EXERCISE GOAL -> Can you turn the data, from its first line through the line containing "bar — [227, 269, 697, 285]" (both included), into a Markdown table with the columns No. and Line? Give each line its own row with a running number, and leave out blank lines.

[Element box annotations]
"""

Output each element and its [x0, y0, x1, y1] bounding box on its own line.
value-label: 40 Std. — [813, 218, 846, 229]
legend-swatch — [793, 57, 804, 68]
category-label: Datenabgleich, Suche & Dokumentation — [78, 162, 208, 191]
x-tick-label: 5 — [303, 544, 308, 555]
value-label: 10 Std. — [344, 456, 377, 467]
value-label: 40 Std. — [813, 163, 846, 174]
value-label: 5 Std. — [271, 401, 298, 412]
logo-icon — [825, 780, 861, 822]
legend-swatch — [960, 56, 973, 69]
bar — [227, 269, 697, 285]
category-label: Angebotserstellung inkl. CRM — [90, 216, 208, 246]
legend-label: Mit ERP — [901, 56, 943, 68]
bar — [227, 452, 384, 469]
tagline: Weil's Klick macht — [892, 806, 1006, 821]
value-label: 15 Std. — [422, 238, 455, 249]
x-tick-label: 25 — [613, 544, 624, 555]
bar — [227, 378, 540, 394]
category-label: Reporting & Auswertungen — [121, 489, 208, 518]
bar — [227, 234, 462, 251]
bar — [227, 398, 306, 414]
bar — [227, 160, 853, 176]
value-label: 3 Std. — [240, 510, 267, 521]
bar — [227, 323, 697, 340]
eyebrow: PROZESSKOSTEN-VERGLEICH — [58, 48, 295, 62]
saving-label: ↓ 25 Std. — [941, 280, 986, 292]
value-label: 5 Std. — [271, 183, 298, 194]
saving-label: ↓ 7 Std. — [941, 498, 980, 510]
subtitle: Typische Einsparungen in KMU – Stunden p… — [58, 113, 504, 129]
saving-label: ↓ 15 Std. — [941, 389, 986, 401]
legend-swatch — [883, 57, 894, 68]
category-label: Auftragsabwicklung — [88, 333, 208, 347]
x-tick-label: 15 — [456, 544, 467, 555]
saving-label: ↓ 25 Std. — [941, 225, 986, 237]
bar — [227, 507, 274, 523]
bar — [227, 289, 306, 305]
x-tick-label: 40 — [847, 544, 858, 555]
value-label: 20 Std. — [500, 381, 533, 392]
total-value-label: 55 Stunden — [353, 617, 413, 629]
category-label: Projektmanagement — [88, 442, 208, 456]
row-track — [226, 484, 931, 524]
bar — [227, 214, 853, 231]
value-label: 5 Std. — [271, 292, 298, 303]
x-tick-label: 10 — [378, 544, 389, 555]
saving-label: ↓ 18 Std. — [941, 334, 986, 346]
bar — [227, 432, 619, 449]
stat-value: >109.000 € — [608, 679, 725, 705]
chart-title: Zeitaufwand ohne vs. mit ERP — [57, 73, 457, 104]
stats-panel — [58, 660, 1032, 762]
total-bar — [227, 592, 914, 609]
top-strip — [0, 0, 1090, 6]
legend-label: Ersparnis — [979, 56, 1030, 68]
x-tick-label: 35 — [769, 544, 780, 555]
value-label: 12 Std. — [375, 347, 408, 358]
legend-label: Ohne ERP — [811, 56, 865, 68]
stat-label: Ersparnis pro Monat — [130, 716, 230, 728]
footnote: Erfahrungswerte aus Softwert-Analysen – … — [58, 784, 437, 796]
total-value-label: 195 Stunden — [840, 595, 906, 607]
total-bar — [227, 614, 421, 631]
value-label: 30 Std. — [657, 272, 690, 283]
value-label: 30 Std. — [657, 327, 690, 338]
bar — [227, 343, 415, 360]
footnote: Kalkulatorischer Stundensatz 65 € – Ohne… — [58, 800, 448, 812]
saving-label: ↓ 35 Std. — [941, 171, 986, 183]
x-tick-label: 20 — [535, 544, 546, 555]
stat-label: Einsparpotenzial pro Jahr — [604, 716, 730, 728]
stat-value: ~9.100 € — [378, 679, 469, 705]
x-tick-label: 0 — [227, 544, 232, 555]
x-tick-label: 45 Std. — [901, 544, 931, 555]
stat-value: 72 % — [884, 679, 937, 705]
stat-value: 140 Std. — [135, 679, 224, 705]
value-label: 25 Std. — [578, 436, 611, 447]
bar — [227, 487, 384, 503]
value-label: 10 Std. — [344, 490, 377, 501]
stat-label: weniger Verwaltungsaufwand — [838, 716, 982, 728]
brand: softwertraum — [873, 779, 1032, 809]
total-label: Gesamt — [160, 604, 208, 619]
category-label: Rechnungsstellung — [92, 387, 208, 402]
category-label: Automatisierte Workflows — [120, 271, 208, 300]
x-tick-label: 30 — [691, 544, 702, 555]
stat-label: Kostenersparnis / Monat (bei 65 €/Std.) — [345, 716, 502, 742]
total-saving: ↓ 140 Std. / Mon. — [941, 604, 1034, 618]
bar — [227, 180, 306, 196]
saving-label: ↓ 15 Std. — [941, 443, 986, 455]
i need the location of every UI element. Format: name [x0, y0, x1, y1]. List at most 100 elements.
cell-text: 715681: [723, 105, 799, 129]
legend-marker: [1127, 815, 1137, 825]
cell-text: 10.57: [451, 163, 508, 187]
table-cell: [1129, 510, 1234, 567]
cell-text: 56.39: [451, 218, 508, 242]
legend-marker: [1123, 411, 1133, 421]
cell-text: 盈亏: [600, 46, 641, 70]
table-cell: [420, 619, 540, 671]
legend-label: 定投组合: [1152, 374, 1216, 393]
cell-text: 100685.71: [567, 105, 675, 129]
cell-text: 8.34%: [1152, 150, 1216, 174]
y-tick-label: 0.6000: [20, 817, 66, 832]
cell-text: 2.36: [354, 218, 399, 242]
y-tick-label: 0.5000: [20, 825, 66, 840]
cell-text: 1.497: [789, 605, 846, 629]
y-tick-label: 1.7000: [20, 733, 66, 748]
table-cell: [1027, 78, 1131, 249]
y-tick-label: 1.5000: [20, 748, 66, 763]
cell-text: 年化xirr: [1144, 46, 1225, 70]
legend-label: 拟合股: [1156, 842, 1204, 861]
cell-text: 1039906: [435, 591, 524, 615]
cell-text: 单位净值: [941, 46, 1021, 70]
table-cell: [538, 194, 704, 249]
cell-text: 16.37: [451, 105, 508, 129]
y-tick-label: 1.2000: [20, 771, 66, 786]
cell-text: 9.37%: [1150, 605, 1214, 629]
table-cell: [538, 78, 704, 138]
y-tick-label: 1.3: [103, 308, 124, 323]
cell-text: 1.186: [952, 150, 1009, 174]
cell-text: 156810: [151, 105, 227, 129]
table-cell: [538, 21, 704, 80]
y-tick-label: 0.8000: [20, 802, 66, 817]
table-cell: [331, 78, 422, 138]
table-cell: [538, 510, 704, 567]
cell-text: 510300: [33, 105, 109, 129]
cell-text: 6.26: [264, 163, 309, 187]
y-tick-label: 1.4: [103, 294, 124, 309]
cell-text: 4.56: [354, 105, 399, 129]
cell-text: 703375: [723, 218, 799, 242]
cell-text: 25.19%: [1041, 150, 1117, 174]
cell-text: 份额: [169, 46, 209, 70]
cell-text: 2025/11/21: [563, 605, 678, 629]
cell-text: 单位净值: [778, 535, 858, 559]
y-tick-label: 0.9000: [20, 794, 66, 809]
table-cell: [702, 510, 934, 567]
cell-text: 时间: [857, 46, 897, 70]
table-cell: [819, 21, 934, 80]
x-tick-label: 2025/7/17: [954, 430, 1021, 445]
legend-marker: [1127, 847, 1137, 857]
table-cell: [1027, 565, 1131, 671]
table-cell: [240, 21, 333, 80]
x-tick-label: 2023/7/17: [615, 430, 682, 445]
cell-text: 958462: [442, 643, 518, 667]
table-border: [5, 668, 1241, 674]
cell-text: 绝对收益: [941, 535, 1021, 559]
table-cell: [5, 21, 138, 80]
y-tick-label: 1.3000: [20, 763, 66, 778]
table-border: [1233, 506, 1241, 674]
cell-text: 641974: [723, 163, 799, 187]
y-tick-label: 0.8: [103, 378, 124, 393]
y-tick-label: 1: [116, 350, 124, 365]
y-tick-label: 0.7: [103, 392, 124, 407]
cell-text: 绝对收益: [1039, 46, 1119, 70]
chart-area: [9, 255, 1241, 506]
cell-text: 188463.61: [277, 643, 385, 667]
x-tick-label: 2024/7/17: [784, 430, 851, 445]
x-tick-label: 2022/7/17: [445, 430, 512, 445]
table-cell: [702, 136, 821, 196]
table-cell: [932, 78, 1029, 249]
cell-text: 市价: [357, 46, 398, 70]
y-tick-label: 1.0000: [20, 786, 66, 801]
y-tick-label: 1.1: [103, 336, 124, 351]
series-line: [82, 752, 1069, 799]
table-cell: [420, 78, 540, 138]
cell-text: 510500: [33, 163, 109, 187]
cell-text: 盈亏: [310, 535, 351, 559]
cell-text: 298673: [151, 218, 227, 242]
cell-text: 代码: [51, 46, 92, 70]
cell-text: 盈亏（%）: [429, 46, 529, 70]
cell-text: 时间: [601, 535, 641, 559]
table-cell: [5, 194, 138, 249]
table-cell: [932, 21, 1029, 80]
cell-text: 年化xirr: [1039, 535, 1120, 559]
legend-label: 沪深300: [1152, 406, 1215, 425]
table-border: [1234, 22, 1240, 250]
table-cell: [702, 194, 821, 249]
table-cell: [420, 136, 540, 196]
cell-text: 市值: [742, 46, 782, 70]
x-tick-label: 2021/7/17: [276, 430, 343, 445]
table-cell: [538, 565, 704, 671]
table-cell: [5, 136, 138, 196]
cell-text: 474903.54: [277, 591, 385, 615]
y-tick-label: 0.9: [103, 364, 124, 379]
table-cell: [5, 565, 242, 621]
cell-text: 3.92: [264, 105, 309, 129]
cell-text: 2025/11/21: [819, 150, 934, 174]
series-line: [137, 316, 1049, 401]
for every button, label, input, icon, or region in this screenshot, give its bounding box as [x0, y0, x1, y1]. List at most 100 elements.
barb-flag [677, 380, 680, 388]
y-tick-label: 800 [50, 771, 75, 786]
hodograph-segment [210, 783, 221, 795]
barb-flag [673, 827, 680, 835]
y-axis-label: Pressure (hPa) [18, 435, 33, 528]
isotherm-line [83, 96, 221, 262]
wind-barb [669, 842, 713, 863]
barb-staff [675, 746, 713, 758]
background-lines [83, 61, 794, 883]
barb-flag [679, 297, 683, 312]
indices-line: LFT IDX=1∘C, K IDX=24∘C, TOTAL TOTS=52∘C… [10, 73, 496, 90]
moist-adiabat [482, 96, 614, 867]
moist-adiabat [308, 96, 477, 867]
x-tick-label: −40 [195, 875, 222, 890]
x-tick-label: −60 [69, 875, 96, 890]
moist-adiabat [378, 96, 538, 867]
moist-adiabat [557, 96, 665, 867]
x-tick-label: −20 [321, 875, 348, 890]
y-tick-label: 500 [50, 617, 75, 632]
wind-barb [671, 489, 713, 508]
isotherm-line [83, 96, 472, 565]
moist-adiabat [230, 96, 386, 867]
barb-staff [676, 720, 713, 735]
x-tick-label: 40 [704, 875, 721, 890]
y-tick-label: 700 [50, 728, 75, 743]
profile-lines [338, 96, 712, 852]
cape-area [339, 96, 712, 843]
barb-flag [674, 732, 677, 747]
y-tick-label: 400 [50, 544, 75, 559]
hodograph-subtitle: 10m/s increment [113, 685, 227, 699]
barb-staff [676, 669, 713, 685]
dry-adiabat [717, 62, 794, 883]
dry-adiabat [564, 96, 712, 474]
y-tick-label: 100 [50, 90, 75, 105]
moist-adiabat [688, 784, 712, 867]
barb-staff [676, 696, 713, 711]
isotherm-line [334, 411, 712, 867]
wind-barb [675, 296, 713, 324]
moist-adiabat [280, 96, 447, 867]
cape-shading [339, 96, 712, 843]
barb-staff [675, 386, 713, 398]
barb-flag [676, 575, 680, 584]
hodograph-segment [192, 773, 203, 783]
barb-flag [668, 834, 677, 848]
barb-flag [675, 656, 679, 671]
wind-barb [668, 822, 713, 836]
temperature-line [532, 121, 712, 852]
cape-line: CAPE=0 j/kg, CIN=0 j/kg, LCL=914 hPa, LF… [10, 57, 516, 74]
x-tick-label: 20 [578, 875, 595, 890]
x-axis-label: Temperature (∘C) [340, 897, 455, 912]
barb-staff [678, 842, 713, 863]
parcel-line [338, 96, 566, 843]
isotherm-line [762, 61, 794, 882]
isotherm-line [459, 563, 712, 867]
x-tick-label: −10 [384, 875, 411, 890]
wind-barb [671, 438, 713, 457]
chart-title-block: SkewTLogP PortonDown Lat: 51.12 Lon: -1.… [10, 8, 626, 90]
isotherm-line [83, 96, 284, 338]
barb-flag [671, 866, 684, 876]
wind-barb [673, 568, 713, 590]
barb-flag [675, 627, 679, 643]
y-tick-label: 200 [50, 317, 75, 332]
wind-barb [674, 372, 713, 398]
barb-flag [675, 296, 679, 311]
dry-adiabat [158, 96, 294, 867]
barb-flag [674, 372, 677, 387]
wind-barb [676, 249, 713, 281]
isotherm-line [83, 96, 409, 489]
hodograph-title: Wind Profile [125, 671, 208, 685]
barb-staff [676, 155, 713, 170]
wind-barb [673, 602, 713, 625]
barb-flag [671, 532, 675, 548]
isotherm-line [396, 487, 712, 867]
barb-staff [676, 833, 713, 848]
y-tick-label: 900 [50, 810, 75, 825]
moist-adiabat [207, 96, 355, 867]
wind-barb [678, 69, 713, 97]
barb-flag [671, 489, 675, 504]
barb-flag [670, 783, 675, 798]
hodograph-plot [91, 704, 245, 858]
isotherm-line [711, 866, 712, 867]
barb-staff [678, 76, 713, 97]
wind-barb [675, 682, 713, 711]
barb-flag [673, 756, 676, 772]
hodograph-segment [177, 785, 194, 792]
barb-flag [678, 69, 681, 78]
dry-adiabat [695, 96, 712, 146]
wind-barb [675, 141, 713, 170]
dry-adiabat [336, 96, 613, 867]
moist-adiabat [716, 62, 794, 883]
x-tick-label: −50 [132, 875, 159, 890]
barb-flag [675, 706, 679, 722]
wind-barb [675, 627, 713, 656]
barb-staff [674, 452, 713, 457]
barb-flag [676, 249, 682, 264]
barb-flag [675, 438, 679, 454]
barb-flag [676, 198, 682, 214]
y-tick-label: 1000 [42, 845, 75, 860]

"""

THE OUTPUT ->
| No. | Line |
|---|---|
| 1 | Output each element and its [x0, y0, x1, y1] bounding box on its own line. |
| 2 | value-label: 40 Std. — [813, 218, 846, 229] |
| 3 | legend-swatch — [793, 57, 804, 68] |
| 4 | category-label: Datenabgleich, Suche & Dokumentation — [78, 162, 208, 191] |
| 5 | x-tick-label: 5 — [303, 544, 308, 555] |
| 6 | value-label: 10 Std. — [344, 456, 377, 467] |
| 7 | value-label: 40 Std. — [813, 163, 846, 174] |
| 8 | value-label: 5 Std. — [271, 401, 298, 412] |
| 9 | logo-icon — [825, 780, 861, 822] |
| 10 | legend-swatch — [960, 56, 973, 69] |
| 11 | bar — [227, 269, 697, 285] |